TASK REQUIREMENTS: Report every line in the listing that contains the string "verdeler".

════

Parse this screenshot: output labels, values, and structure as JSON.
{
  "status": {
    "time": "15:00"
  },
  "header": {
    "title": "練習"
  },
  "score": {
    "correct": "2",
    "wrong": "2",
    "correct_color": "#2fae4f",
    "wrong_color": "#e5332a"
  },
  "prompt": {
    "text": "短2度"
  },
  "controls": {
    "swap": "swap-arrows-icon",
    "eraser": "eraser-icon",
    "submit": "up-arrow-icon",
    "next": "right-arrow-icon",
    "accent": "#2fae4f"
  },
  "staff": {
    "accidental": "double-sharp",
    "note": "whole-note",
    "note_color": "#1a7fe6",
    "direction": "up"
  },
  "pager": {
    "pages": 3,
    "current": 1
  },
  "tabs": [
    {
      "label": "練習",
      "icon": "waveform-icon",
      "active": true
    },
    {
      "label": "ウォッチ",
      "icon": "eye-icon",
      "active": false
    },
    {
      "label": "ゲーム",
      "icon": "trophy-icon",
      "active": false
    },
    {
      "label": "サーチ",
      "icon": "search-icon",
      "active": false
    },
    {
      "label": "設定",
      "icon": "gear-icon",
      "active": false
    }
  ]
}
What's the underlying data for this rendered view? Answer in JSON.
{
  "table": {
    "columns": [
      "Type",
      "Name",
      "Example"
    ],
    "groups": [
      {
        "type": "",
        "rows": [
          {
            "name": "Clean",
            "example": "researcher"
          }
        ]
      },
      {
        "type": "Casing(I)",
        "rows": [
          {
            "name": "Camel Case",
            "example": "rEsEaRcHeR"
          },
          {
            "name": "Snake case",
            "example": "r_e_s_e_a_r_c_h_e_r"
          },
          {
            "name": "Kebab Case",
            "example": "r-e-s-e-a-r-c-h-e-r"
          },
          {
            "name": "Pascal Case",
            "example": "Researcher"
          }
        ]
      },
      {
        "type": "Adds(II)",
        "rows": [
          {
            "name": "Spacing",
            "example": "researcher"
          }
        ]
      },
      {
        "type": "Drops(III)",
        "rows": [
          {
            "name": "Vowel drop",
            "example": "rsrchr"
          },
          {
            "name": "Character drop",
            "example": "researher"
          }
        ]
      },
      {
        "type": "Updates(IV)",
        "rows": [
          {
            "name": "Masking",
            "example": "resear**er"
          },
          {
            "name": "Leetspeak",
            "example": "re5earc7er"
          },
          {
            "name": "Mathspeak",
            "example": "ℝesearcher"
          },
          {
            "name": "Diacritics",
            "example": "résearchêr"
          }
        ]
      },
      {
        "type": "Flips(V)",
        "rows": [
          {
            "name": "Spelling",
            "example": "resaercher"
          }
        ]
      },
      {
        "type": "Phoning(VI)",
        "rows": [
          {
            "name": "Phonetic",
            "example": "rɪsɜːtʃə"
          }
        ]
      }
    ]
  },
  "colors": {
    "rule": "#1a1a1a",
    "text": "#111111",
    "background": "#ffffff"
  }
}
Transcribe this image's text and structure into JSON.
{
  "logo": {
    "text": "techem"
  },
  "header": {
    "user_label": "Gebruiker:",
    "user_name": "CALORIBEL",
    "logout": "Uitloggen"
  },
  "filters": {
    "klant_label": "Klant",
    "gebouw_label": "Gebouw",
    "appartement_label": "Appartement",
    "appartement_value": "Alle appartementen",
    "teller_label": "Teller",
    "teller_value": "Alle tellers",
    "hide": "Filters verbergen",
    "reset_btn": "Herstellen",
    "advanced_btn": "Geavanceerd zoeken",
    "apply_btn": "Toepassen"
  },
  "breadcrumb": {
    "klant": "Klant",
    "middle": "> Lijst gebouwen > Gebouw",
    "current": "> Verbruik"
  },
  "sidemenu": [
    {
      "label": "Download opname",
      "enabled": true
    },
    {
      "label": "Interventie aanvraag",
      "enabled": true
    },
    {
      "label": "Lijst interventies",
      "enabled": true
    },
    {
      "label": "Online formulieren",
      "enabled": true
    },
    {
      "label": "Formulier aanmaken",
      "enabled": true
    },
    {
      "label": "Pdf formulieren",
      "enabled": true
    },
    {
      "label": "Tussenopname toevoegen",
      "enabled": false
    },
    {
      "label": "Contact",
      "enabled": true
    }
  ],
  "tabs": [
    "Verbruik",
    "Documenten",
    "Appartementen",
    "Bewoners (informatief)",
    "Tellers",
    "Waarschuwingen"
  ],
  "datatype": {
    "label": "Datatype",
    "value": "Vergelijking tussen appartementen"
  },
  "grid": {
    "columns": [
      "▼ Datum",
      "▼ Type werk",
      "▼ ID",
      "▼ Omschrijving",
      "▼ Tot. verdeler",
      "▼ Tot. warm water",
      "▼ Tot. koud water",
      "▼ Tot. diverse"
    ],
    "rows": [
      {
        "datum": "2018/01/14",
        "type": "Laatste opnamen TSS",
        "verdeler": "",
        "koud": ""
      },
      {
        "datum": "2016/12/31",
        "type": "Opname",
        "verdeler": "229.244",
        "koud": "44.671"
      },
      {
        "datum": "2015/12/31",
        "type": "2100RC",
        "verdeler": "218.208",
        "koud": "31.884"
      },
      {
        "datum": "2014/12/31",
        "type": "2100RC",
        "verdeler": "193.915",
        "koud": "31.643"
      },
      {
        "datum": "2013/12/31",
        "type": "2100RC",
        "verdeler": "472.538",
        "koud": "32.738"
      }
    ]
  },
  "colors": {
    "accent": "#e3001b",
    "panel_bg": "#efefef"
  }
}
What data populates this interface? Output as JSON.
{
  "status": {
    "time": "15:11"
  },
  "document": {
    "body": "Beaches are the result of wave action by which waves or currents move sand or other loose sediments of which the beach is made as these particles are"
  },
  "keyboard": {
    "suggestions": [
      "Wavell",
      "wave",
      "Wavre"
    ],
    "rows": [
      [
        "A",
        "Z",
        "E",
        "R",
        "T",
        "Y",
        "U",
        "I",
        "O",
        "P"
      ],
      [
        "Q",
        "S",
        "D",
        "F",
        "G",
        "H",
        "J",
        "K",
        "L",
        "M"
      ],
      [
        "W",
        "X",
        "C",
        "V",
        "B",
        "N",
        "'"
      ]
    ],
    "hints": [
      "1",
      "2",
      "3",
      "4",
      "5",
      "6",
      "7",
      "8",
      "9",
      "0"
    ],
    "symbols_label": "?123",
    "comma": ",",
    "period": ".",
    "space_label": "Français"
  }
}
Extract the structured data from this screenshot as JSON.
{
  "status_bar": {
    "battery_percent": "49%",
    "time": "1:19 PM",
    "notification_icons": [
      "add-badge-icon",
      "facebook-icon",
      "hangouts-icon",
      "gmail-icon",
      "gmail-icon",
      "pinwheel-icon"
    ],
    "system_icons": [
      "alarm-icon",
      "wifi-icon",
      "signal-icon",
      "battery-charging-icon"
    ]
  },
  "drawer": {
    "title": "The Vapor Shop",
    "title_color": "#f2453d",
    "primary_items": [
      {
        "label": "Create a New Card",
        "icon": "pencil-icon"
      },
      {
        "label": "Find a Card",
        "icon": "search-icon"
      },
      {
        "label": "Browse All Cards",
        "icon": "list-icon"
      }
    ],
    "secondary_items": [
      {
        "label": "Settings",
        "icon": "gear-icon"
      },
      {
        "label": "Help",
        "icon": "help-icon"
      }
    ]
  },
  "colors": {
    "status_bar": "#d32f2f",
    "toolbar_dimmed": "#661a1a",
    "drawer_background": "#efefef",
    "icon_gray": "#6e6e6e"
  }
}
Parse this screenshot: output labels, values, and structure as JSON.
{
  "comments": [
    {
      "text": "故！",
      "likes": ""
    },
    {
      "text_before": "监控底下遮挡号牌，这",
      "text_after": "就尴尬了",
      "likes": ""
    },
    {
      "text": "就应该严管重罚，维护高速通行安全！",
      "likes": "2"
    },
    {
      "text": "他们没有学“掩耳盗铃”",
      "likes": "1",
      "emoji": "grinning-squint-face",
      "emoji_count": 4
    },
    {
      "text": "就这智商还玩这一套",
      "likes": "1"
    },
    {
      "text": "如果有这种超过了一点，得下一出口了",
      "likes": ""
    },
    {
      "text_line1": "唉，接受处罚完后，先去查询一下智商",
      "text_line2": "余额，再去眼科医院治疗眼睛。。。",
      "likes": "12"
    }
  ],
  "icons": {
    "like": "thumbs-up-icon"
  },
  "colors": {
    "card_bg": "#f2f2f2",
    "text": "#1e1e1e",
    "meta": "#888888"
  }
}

════

EXERCISE OUTPUT:
      "▼ Tot. verdeler",
        "verdeler": "",
        "verdeler": "229.244",
        "verdeler": "218.208",
        "verdeler": "193.915",
        "verdeler": "472.538",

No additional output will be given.